Please write out the complete listing that follows, exactly as it reads.

(Data records)

★ ★ ★

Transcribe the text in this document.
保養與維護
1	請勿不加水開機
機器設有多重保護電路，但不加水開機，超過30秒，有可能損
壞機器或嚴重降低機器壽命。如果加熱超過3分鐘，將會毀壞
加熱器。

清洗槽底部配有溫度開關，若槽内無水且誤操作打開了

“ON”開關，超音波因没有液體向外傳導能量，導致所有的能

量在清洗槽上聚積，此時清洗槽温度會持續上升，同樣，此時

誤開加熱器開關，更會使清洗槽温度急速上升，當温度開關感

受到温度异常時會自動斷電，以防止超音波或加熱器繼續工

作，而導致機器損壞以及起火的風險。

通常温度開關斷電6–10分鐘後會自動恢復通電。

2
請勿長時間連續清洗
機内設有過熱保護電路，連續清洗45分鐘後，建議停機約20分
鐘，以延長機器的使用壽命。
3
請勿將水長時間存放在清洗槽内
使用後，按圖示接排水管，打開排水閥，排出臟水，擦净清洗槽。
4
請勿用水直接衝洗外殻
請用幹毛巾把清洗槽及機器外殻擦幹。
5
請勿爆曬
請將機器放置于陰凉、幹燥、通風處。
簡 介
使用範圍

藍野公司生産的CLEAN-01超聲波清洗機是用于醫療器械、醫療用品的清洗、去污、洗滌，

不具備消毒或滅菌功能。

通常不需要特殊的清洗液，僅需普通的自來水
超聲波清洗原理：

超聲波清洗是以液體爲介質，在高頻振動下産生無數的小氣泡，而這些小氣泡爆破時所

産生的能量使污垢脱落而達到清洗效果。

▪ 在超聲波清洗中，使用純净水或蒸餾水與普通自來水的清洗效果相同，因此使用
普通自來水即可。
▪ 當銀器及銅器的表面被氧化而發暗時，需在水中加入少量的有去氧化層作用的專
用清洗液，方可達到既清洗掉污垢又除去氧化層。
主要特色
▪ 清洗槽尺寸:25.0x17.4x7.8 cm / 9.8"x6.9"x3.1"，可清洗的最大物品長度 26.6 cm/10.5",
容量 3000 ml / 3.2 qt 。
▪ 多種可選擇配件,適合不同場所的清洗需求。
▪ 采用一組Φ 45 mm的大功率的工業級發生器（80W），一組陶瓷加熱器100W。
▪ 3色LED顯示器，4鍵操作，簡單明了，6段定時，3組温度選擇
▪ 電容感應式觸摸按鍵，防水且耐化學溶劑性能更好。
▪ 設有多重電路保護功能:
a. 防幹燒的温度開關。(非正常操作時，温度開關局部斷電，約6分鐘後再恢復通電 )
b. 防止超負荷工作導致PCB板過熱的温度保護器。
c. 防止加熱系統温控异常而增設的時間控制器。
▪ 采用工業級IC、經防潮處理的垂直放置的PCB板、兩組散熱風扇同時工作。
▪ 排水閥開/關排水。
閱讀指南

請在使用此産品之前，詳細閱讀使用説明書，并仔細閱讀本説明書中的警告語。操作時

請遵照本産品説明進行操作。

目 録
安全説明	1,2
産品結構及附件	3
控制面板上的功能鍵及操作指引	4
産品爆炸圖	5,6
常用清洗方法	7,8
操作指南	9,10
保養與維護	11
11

★ ★ ★

**RESULT FOR THIS TASK**
Transcribe the text in this document.
保養與維護
1	請勿不加水開機
機器設有多重保護電路，但不加水開機，超過30秒，有可能損
壞機器或嚴重降低機器壽命。如果加熱超過3分鐘，將會毀壞
加熱器。

清洗槽底部配有溫度開關，若槽内無水且誤操作打開了

“ON”開關，超音波因没有液體向外傳導能量，導致所有的能

量在清洗槽上聚積，此時清洗槽温度會持續上升，同樣，此時

誤開加熱器開關，更會使清洗槽温度急速上升，當温度開關感

受到温度异常時會自動斷電，以防止超音波或加熱器繼續工

作，而導致機器損壞以及起火的風險。

通常温度開關斷電6–10分鐘後會自動恢復通電。

2
請勿長時間連續清洗
機内設有過熱保護電路，連續清洗45分鐘後，建議停機約20分
鐘，以延長機器的使用壽命。
3
請勿將水長時間存放在清洗槽内
使用後，按圖示接排水管，打開排水閥，排出臟水，擦净清洗槽。
4
請勿用水直接衝洗外殻
請用幹毛巾把清洗槽及機器外殻擦幹。
5
請勿爆曬
請將機器放置于陰凉、幹燥、通風處。
簡 介
使用範圍

藍野公司生産的CLEAN-01超聲波清洗機是用于醫療器械、醫療用品的清洗、去污、洗滌，

不具備消毒或滅菌功能。

通常不需要特殊的清洗液，僅需普通的自來水
超聲波清洗原理：

超聲波清洗是以液體爲介質，在高頻振動下産生無數的小氣泡，而這些小氣泡爆破時所

産生的能量使污垢脱落而達到清洗效果。

▪ 在超聲波清洗中，使用純净水或蒸餾水與普通自來水的清洗效果相同，因此使用
普通自來水即可。
▪ 當銀器及銅器的表面被氧化而發暗時，需在水中加入少量的有去氧化層作用的專
用清洗液，方可達到既清洗掉污垢又除去氧化層。
主要特色
▪ 清洗槽尺寸:25.0x17.4x7.8 cm / 9.8"x6.9"x3.1"，可清洗的最大物品長度 26.6 cm/10.5",
容量 3000 ml / 3.2 qt 。
▪ 多種可選擇配件,適合不同場所的清洗需求。
▪ 采用一組Φ 45 mm的大功率的工業級發生器（80W），一組陶瓷加熱器100W。
▪ 3色LED顯示器，4鍵操作，簡單明了，6段定時，3組温度選擇
▪ 電容感應式觸摸按鍵，防水且耐化學溶劑性能更好。
▪ 設有多重電路保護功能:
a. 防幹燒的温度開關。(非正常操作時，温度開關局部斷電，約6分鐘後再恢復通電 )
b. 防止超負荷工作導致PCB板過熱的温度保護器。
c. 防止加熱系統温控异常而增設的時間控制器。
▪ 采用工業級IC、經防潮處理的垂直放置的PCB板、兩組散熱風扇同時工作。
▪ 排水閥開/關排水。
閱讀指南

請在使用此産品之前，詳細閱讀使用説明書，并仔細閱讀本説明書中的警告語。操作時

請遵照本産品説明進行操作。

目 録
安全説明	1,2
産品結構及附件	3
控制面板上的功能鍵及操作指引	4
産品爆炸圖	5,6
常用清洗方法	7,8
操作指南	9,10
保養與維護	11
11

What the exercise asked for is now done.